Input material:
###
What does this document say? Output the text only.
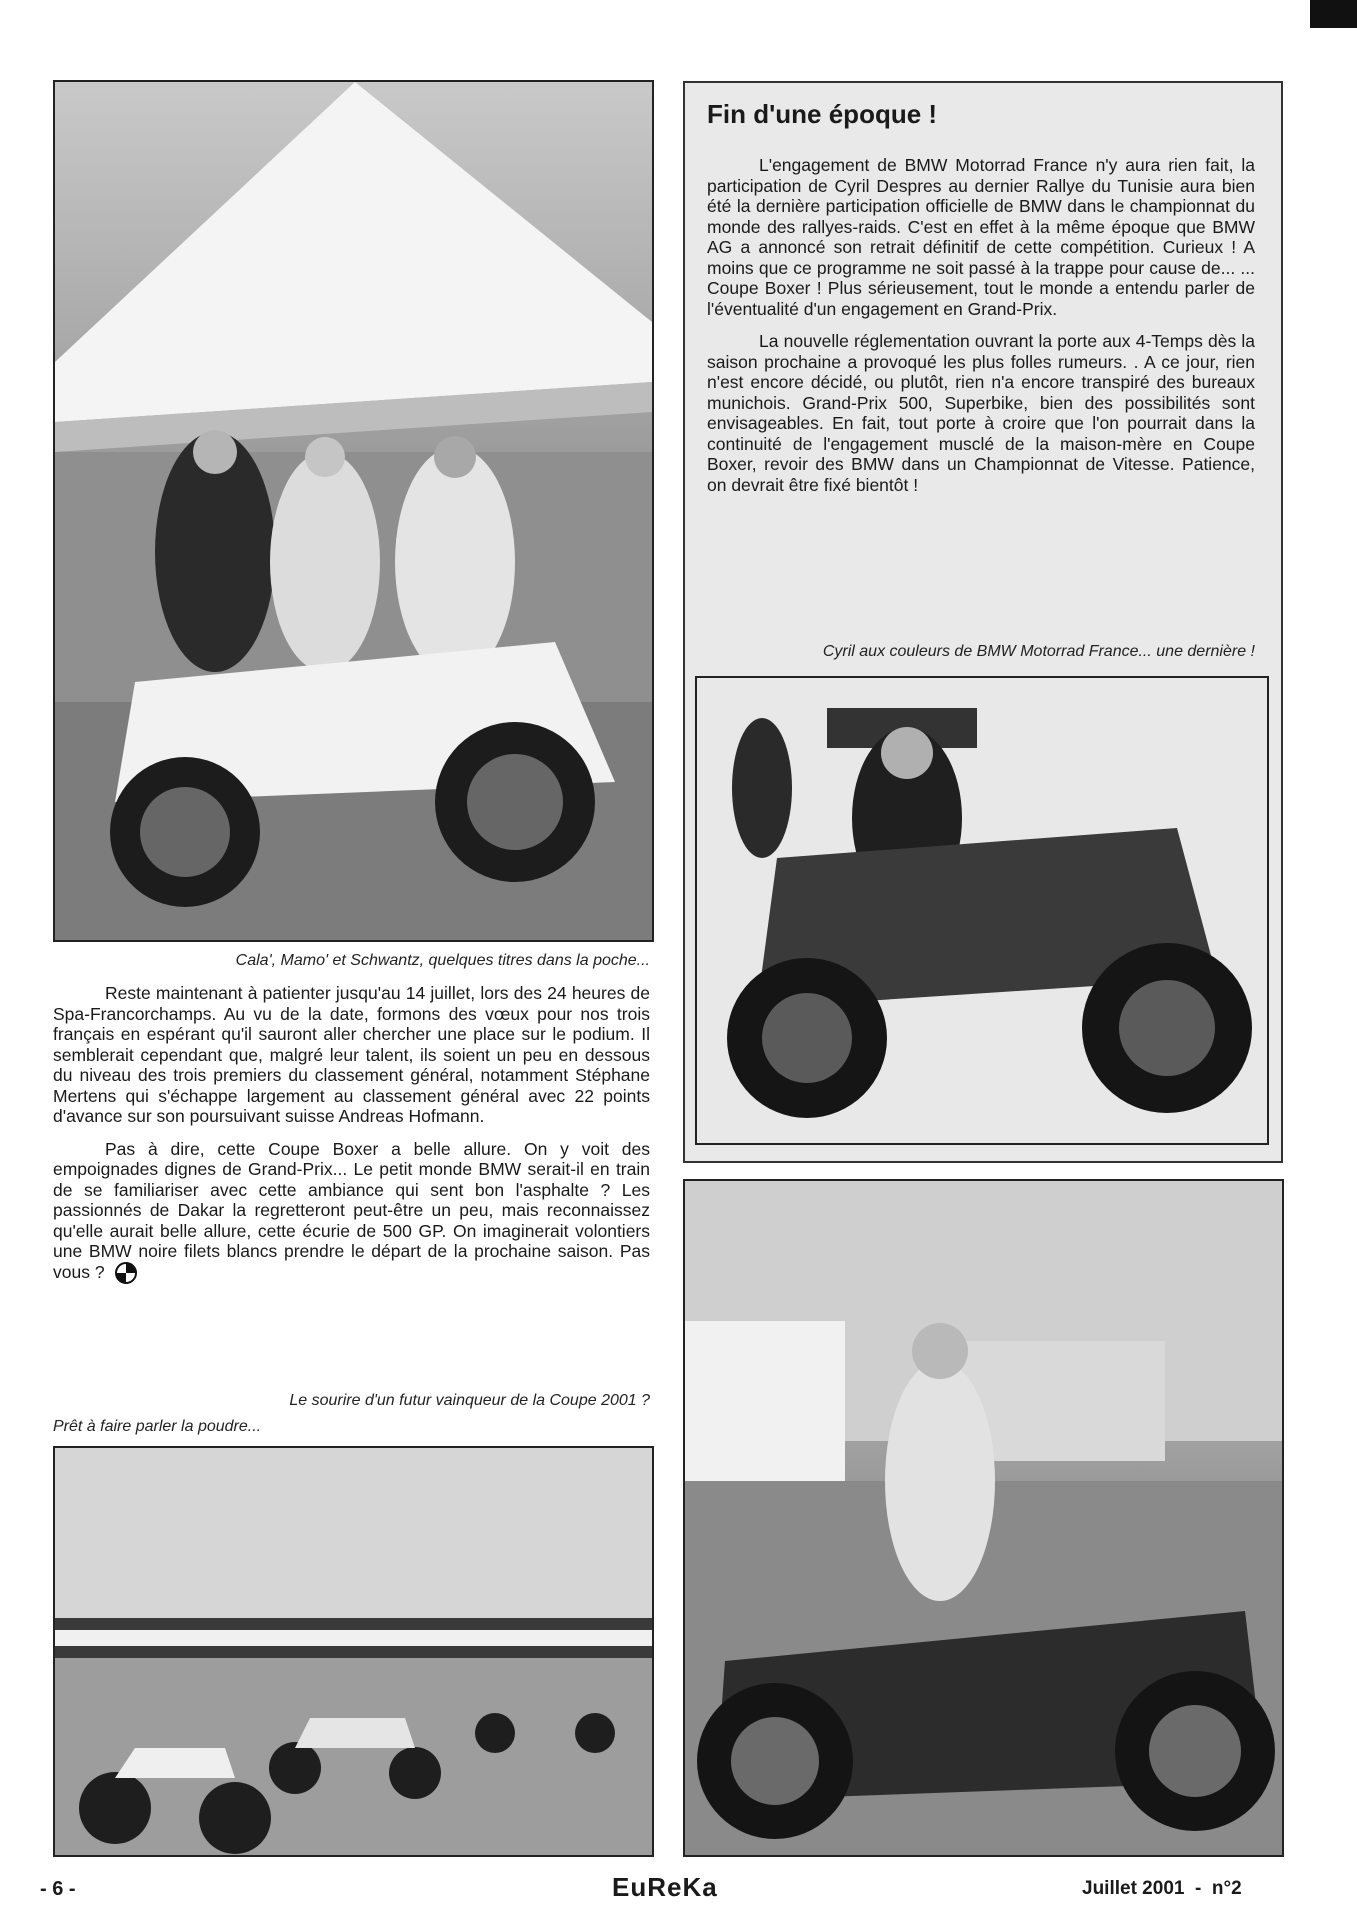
Cala', Mamo' et Schwantz, quelques titres dans la poche...

Reste maintenant à patienter jusqu'au 14 juillet, lors des 24 heures de Spa-Francorchamps. Au vu de la date, formons des vœux pour nos trois français en espérant qu'il sauront aller chercher une place sur le podium. Il semblerait cependant que, malgré leur talent, ils soient un peu en dessous du niveau des trois premiers du classement général, notamment Stéphane Mertens qui s'échappe largement au classement général avec 22 points d'avance sur son poursuivant suisse Andreas Hofmann.

Pas à dire, cette Coupe Boxer a belle allure. On y voit des empoignades dignes de Grand-Prix... Le petit monde BMW serait-il en train de se familiariser avec cette ambiance qui sent bon l'asphalte ? Les passionnés de Dakar la regretteront peut-être un peu, mais reconnaissez qu'elle aurait belle allure, cette écurie de 500 GP. On imaginerait volontiers une BMW noire filets blancs prendre le départ de la prochaine saison. Pas vous ?

Le sourire d'un futur vainqueur de la Coupe 2001 ?

Prêt à faire parler la poudre...

Fin d'une époque !

L'engagement de BMW Motorrad France n'y aura rien fait, la participation de Cyril Despres au dernier Rallye du Tunisie aura bien été la dernière participation officielle de BMW dans le championnat du monde des rallyes-raids. C'est en effet à la même époque que BMW AG a annoncé son retrait définitif de cette compétition. Curieux ! A moins que ce programme ne soit passé à la trappe pour cause de... ... Coupe Boxer ! Plus sérieusement, tout le monde a entendu parler de l'éventualité d'un engagement en Grand-Prix.

La nouvelle réglementation ouvrant la porte aux 4-Temps dès la saison prochaine a provoqué les plus folles rumeurs. . A ce jour, rien n'est encore décidé, ou plutôt, rien n'a encore transpiré des bureaux munichois. Grand-Prix 500, Superbike, bien des possibilités sont envisageables. En fait, tout porte à croire que l'on pourrait dans la continuité de l'engagement musclé de la maison-mère en Coupe Boxer, revoir des BMW dans un Championnat de Vitesse. Patience, on devrait être fixé bientôt !

Cyril aux couleurs de BMW Motorrad France... une dernière !

- 6 -	EuReKa	Juillet 2001  -  n°2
###
Aim: Return every line holding the word "dernière" from the records.

Result of the exercise:
L'engagement de BMW Motorrad France n'y aura rien fait, la participation de Cyril Despres au dernier Rallye du Tunisie aura bien été la dernière participation officielle de BMW dans le championnat du monde des rallyes-raids. C'est en effet à la même époque que BMW AG a annoncé son retrait définitif de cette compétition. Curieux ! A moins que ce programme ne soit passé à la trappe pour cause de... ... Coupe Boxer ! Plus sérieusement, tout le monde a entendu parler de l'éventualité d'un engagement en Grand-Prix.
Cyril aux couleurs de BMW Motorrad France... une dernière !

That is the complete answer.